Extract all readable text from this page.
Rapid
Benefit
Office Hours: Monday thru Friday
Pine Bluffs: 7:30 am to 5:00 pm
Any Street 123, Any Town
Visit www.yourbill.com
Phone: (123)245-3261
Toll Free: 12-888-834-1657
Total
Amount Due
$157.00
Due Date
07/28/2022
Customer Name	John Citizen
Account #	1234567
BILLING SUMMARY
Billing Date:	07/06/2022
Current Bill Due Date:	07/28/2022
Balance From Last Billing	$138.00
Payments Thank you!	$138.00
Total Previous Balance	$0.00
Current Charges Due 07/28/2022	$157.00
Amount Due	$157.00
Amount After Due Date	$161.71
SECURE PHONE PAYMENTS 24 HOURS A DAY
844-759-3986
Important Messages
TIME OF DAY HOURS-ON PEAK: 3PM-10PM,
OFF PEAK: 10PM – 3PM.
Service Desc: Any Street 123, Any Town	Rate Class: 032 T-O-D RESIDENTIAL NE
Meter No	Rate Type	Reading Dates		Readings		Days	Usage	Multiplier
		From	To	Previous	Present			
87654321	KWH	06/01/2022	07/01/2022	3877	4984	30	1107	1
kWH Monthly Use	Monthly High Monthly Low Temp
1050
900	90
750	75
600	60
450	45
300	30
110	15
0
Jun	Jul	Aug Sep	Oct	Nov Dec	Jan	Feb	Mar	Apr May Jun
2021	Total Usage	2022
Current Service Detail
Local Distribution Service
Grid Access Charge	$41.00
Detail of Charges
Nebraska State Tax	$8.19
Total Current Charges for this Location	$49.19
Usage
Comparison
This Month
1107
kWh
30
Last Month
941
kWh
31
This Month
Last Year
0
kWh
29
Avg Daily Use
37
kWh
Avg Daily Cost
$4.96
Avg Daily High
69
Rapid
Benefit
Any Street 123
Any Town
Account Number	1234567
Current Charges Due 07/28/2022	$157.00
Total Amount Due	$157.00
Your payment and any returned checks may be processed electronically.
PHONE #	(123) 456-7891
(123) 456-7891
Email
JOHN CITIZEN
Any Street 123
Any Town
====================
- [Your objective] Answer with one number: how many lines of the entries above include the word "Usage".

- [Problem solution] 3